--- START DATA PROVIDED ---
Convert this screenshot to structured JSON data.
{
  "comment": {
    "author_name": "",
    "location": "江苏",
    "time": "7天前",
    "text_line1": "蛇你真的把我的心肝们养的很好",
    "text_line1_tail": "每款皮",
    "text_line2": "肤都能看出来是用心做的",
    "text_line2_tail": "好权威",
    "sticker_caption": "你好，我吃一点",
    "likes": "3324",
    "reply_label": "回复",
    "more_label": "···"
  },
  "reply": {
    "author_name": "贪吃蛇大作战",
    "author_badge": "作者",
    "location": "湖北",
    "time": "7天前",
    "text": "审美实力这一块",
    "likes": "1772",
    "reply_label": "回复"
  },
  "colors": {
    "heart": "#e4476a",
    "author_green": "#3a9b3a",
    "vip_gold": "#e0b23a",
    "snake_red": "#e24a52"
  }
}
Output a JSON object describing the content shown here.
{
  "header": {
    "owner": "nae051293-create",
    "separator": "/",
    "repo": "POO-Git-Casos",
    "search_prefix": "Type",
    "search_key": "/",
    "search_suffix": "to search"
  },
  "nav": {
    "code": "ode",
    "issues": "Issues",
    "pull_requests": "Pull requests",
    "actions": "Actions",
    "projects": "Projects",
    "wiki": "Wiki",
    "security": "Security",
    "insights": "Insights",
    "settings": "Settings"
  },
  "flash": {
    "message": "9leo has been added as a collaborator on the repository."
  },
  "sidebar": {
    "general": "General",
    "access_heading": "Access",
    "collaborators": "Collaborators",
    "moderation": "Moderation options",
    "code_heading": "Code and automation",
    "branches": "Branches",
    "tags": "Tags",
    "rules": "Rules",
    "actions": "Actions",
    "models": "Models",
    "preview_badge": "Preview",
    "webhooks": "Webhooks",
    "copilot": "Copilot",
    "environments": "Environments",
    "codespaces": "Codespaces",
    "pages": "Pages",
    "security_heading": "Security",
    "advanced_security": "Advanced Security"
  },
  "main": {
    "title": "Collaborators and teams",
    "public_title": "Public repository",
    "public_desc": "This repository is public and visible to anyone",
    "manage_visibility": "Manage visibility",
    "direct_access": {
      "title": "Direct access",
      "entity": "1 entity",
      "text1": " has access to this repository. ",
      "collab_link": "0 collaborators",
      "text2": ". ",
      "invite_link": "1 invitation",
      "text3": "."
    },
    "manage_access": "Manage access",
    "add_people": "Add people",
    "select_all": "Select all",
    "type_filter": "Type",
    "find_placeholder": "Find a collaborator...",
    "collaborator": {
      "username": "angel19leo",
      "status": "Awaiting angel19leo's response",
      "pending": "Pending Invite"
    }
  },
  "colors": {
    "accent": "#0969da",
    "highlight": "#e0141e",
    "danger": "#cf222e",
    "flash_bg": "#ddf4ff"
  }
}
--- END DATA PROVIDED ---
* **WHAT NEEDS TO BE DONE**
Reproduce the listing shown above in its entirety, exactly.

* **SOLUTION FOR THIS PROBLEM**
Convert this screenshot to structured JSON data.
{
  "comment": {
    "author_name": "",
    "location": "江苏",
    "time": "7天前",
    "text_line1": "蛇你真的把我的心肝们养的很好",
    "text_line1_tail": "每款皮",
    "text_line2": "肤都能看出来是用心做的",
    "text_line2_tail": "好权威",
    "sticker_caption": "你好，我吃一点",
    "likes": "3324",
    "reply_label": "回复",
    "more_label": "···"
  },
  "reply": {
    "author_name": "贪吃蛇大作战",
    "author_badge": "作者",
    "location": "湖北",
    "time": "7天前",
    "text": "审美实力这一块",
    "likes": "1772",
    "reply_label": "回复"
  },
  "colors": {
    "heart": "#e4476a",
    "author_green": "#3a9b3a",
    "vip_gold": "#e0b23a",
    "snake_red": "#e24a52"
  }
}
Output a JSON object describing the content shown here.
{
  "header": {
    "owner": "nae051293-create",
    "separator": "/",
    "repo": "POO-Git-Casos",
    "search_prefix": "Type",
    "search_key": "/",
    "search_suffix": "to search"
  },
  "nav": {
    "code": "ode",
    "issues": "Issues",
    "pull_requests": "Pull requests",
    "actions": "Actions",
    "projects": "Projects",
    "wiki": "Wiki",
    "security": "Security",
    "insights": "Insights",
    "settings": "Settings"
  },
  "flash": {
    "message": "9leo has been added as a collaborator on the repository."
  },
  "sidebar": {
    "general": "General",
    "access_heading": "Access",
    "collaborators": "Collaborators",
    "moderation": "Moderation options",
    "code_heading": "Code and automation",
    "branches": "Branches",
    "tags": "Tags",
    "rules": "Rules",
    "actions": "Actions",
    "models": "Models",
    "preview_badge": "Preview",
    "webhooks": "Webhooks",
    "copilot": "Copilot",
    "environments": "Environments",
    "codespaces": "Codespaces",
    "pages": "Pages",
    "security_heading": "Security",
    "advanced_security": "Advanced Security"
  },
  "main": {
    "title": "Collaborators and teams",
    "public_title": "Public repository",
    "public_desc": "This repository is public and visible to anyone",
    "manage_visibility": "Manage visibility",
    "direct_access": {
      "title": "Direct access",
      "entity": "1 entity",
      "text1": " has access to this repository. ",
      "collab_link": "0 collaborators",
      "text2": ". ",
      "invite_link": "1 invitation",
      "text3": "."
    },
    "manage_access": "Manage access",
    "add_people": "Add people",
    "select_all": "Select all",
    "type_filter": "Type",
    "find_placeholder": "Find a collaborator...",
    "collaborator": {
      "username": "angel19leo",
      "status": "Awaiting angel19leo's response",
      "pending": "Pending Invite"
    }
  },
  "colors": {
    "accent": "#0969da",
    "highlight": "#e0141e",
    "danger": "#cf222e",
    "flash_bg": "#ddf4ff"
  }
}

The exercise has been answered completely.